━━ TEXTO DE ORIGEN

Creo que este concepto no es
exclusivo del marketing o de la pedagogía, ni de otras ramas similares. Creo
que tiene profundas raíces cristianas, que nos recuerdan – al menos, a mí
me recuerdan – a la parábola de los talentos. Al respecto, quiero compartirte
unas reflexiones.
NO HAY «PEQUEÑOS TALENTOS»
En la parábola de los
talentos, el último de los servidores recibió un solo talento. Cuando era
chica, imaginaba que recibir un talento era recibir una monedita. Incluso me
parecía desproporcionado el pedido del hombre que distribuyó estos bienes: ¿qué tanto podía «producir» una moneda?
No hace mucho, me enteré de
que un talento no era una simple moneda y su valor no era mínimo. Cada talento
pesaba alrededor de 40kg y su valor, en la actualidad, equivaldría a miles de
dólares si el talento era de plata, y cientos de miles si era de oro. No fue
poca cosa lo que recibió el último siervo.

━━━━

— TAREA A REALIZAR —
Según el texto sobre la parábola de los talentos, ¿cuánto pesaba cada talento? Indícalo, por favor, en pocas palabras. Respondé apoyándote únicamente en el texto de origen, no en los registros.

━━ MATERIAL MOSTRADO

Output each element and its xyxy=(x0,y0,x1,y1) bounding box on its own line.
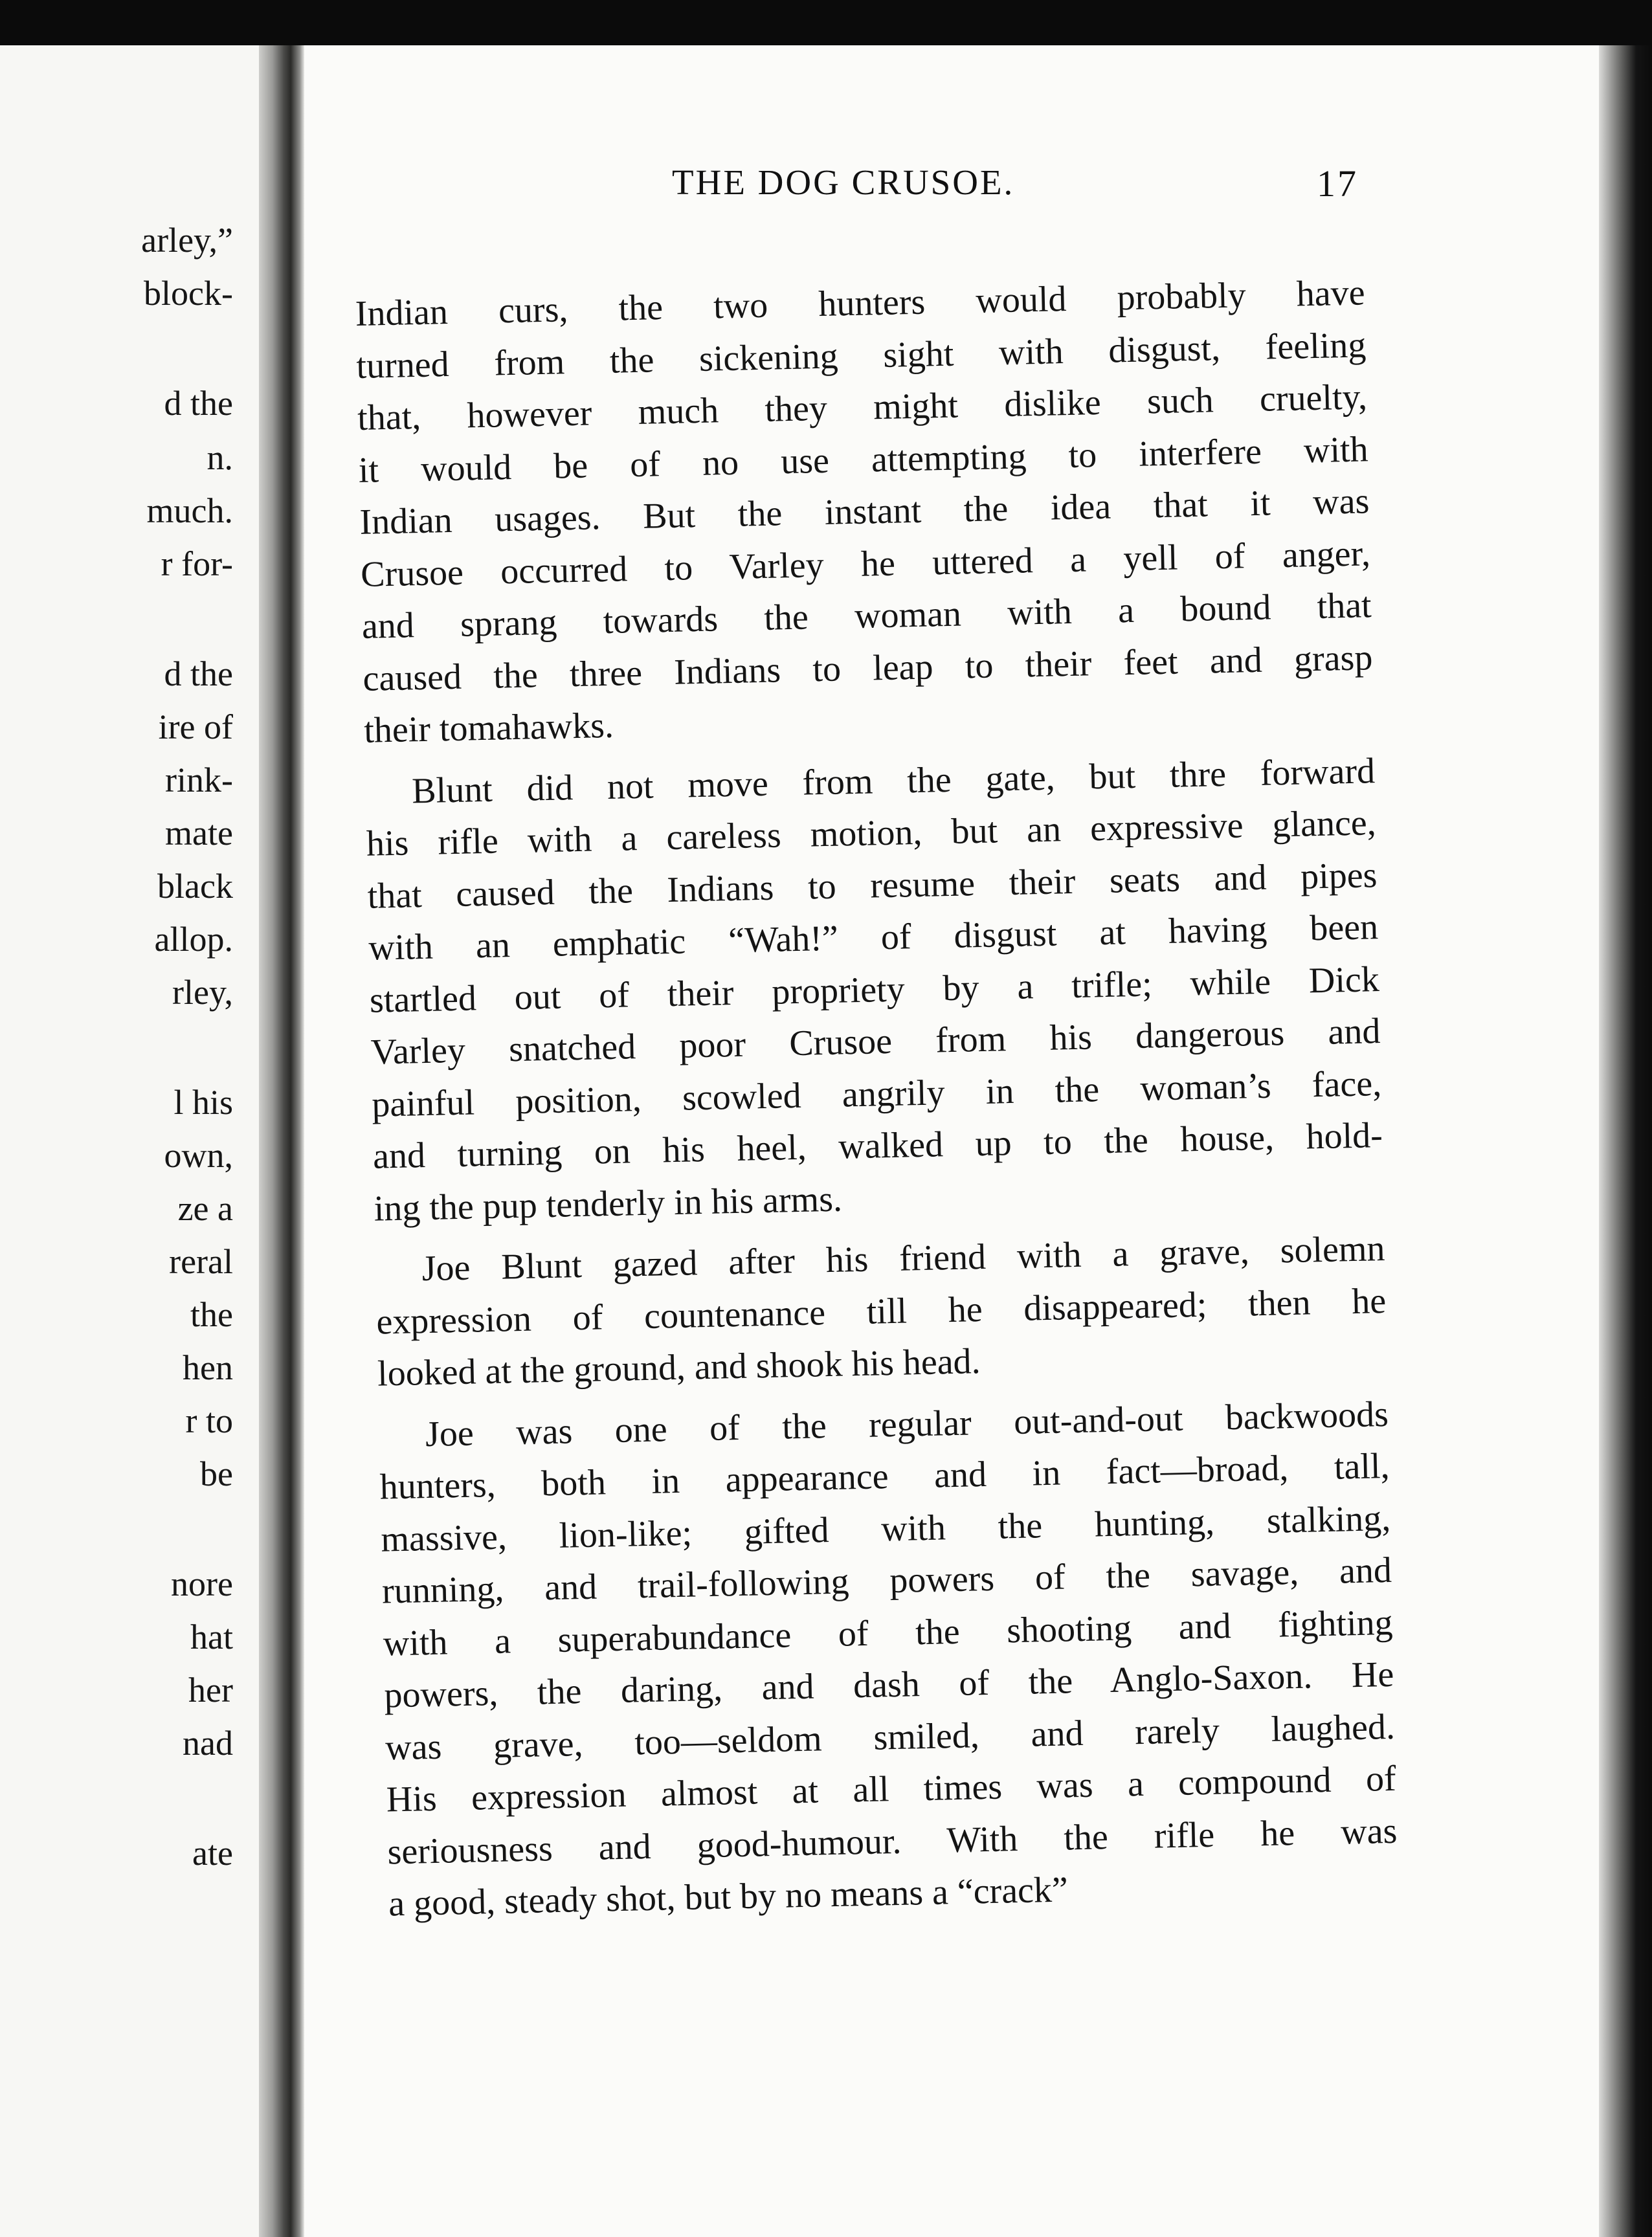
previous-page-text-fragment: hat xyxy=(190,1618,233,1656)
paragraph xyxy=(364,745,1384,1235)
previous-page-text-fragment: be xyxy=(200,1454,233,1493)
text-line: turned from the sickening sight with disgust, feeling xyxy=(355,324,1367,386)
running-title: THE DOG CRUSOE. xyxy=(672,162,1015,202)
text-line: his rifle with a careless motion, but an expressive glance, xyxy=(366,803,1377,864)
text-line: looked at the ground, and shook his head. xyxy=(377,1341,981,1394)
text-line: hunters, both in appearance and in fact—broad, tall, xyxy=(379,1445,1390,1508)
previous-page-text-fragment: the xyxy=(190,1295,233,1334)
text-line: running, and trail-following powers of the savage, and xyxy=(381,1550,1392,1612)
text-line: Joe Blunt gazed after his friend with a grave, solemn xyxy=(421,1229,1386,1289)
previous-page-text-fragment: block- xyxy=(144,274,233,313)
previous-page-text-fragment: nad xyxy=(183,1724,233,1763)
previous-page-text-fragment: l his xyxy=(173,1083,233,1122)
text-line: His expression almost at all times was a compound of xyxy=(386,1758,1397,1820)
previous-page-text-fragment: ire of xyxy=(158,707,233,746)
text-line: ing the pup tenderly in his arms. xyxy=(374,1179,843,1229)
previous-page-text-fragment: ze a xyxy=(177,1189,233,1228)
previous-page-text-fragment: hen xyxy=(183,1348,233,1387)
previous-page-text-fragment: r to xyxy=(185,1401,233,1440)
previous-page-text-fragment: rley, xyxy=(172,973,233,1012)
running-header xyxy=(355,162,1358,214)
previous-page-text-fragment: her xyxy=(188,1671,233,1709)
text-line: that caused the Indians to resume their seats and pipes xyxy=(367,854,1378,917)
text-line: it would be of no use attempting to interfere with xyxy=(358,428,1369,491)
previous-page-text-fragment: own, xyxy=(164,1136,233,1175)
paragraph xyxy=(375,1223,1388,1400)
text-line: with an emphatic “Wah!” of disgust at having been xyxy=(368,907,1379,968)
text-line: expression of countenance till he disappeared; then he xyxy=(375,1280,1387,1342)
paragraph xyxy=(378,1388,1399,1930)
text-line: their tomahawks. xyxy=(363,705,614,751)
previous-page-text-fragment: d the xyxy=(164,384,233,423)
text-line: Blunt did not move from the gate, but thre forward xyxy=(411,750,1376,811)
previous-page-text-fragment: black xyxy=(157,867,233,906)
previous-page-text-fragment: mate xyxy=(165,814,233,852)
text-line: was grave, too—seldom smiled, and rarely laughed. xyxy=(385,1706,1396,1768)
previous-page-text-fragment: d the xyxy=(164,654,233,693)
previous-page-text-fragment: n. xyxy=(206,438,233,477)
text-line: that, however much they might dislike such cruelty, xyxy=(357,377,1368,438)
text-line: Indian usages. But the instant the idea that it was xyxy=(359,481,1370,542)
previous-page-text-fragment: allop. xyxy=(154,920,233,959)
book-gutter xyxy=(259,45,304,2237)
text-line: and sprang towards the woman with a bound that xyxy=(361,585,1372,647)
page-right-edge xyxy=(1599,45,1652,2237)
previous-page-edge xyxy=(0,45,259,2237)
text-line: seriousness and good-humour. With the rifle he was xyxy=(386,1810,1398,1872)
text-line: startled out of their propriety by a trifle; while Dick xyxy=(369,959,1380,1021)
text-line: powers, the daring, and dash of the Anglo-Saxon. He xyxy=(383,1654,1394,1716)
scan-top-edge xyxy=(0,0,1652,45)
text-line: with a superabundance of the shooting and fighting xyxy=(383,1602,1394,1664)
previous-page-text-fragment: much. xyxy=(146,491,233,530)
text-line: Crusoe occurred to Varley he uttered a yell of anger, xyxy=(360,533,1371,595)
page-number: 17 xyxy=(1317,162,1358,205)
text-line: Indian curs, the two hunters would probably have xyxy=(355,273,1366,334)
previous-page-text-fragment: rink- xyxy=(165,761,233,799)
text-line: massive, lion-like; gifted with the hunting, stalking, xyxy=(380,1498,1391,1560)
previous-page-text-fragment: ate xyxy=(192,1834,233,1873)
text-line: Varley snatched poor Crusoe from his dangerous and xyxy=(370,1011,1381,1073)
paragraph xyxy=(355,267,1374,757)
text-line: a good, steady shot, but by no means a “crack” xyxy=(388,1869,1069,1924)
previous-page-text-fragment: arley,” xyxy=(141,221,233,260)
text-line: painful position, scowled angrily in the woman’s face, xyxy=(371,1063,1382,1125)
body-text xyxy=(355,267,1399,1930)
text-line: and turning on his heel, walked up to the house, hold- xyxy=(372,1115,1383,1177)
text-line: Joe was one of the regular out-and-out backwoods xyxy=(425,1394,1389,1454)
previous-page-text-fragment: nore xyxy=(171,1564,233,1603)
previous-page-text-fragment: reral xyxy=(169,1242,233,1281)
text-line: caused the three Indians to leap to their feet and grasp xyxy=(362,637,1373,699)
previous-page-text-fragment: r for- xyxy=(161,544,233,583)
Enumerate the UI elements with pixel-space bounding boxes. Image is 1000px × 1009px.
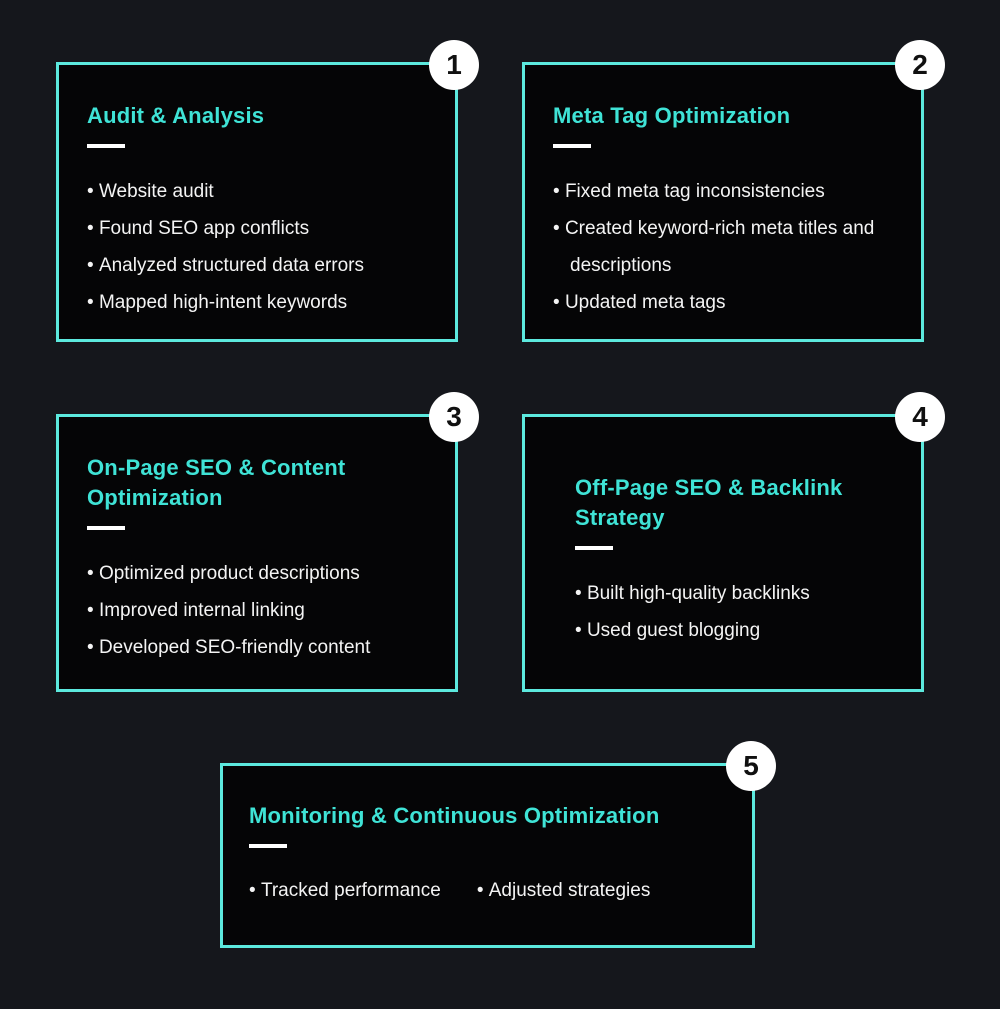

━━━━

— RESPUESTA DEL EJERCICIO —
Alrededor de 40 kg.